# Provided data

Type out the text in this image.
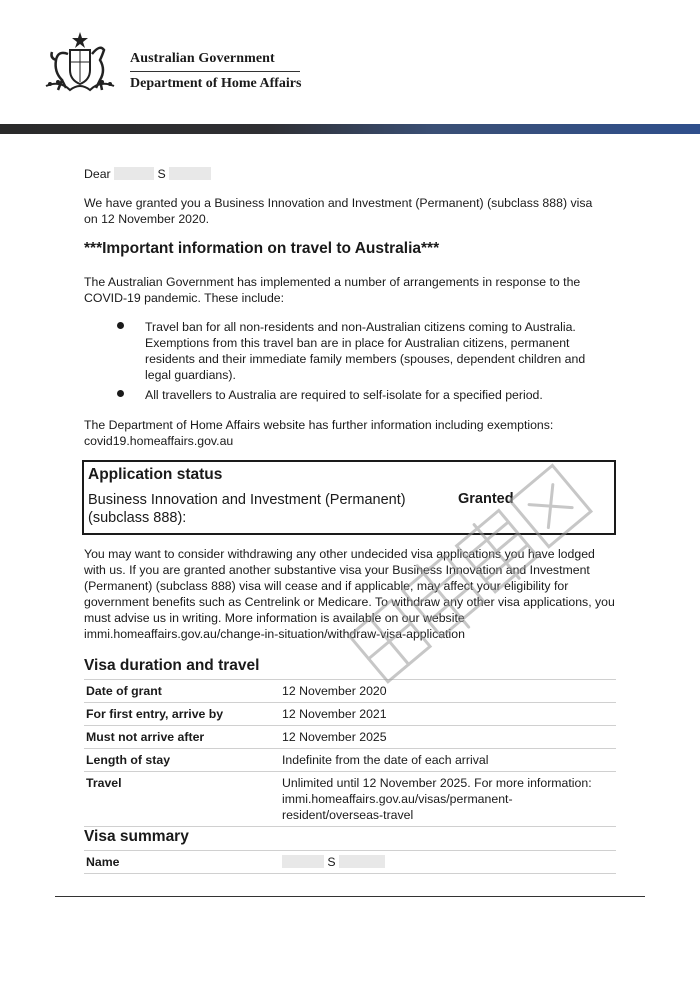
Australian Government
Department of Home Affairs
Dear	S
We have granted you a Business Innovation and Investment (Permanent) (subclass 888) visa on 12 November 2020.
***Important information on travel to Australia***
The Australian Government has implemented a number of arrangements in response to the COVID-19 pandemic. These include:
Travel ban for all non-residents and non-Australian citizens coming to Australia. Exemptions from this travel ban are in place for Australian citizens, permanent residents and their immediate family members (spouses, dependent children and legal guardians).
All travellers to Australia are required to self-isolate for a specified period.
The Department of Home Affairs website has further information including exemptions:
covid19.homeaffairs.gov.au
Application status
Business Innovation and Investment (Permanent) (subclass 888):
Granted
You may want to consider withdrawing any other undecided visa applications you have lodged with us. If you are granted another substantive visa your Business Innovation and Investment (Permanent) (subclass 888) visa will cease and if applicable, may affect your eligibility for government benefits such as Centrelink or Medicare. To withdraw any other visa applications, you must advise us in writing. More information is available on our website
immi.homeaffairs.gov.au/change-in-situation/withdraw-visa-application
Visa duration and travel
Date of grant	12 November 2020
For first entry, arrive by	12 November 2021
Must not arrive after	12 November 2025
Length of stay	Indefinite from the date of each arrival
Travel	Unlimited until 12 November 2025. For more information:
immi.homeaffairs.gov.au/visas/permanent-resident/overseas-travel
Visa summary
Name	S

# Job
Exclude the pictures and repeat every other part of the records word for word.

# Written response
Type out the text in this image.
Australian Government
Department of Home Affairs
Dear	S
We have granted you a Business Innovation and Investment (Permanent) (subclass 888) visa on 12 November 2020.
***Important information on travel to Australia***
The Australian Government has implemented a number of arrangements in response to the COVID-19 pandemic. These include:
Travel ban for all non-residents and non-Australian citizens coming to Australia. Exemptions from this travel ban are in place for Australian citizens, permanent residents and their immediate family members (spouses, dependent children and legal guardians).
All travellers to Australia are required to self-isolate for a specified period.
The Department of Home Affairs website has further information including exemptions:
covid19.homeaffairs.gov.au
Application status
Business Innovation and Investment (Permanent) (subclass 888):
Granted
You may want to consider withdrawing any other undecided visa applications you have lodged with us. If you are granted another substantive visa your Business Innovation and Investment (Permanent) (subclass 888) visa will cease and if applicable, may affect your eligibility for government benefits such as Centrelink or Medicare. To withdraw any other visa applications, you must advise us in writing. More information is available on our website
immi.homeaffairs.gov.au/change-in-situation/withdraw-visa-application
Visa duration and travel
Date of grant	12 November 2020
For first entry, arrive by	12 November 2021
Must not arrive after	12 November 2025
Length of stay	Indefinite from the date of each arrival
Travel	Unlimited until 12 November 2025. For more information:
immi.homeaffairs.gov.au/visas/permanent-resident/overseas-travel
Visa summary
Name	S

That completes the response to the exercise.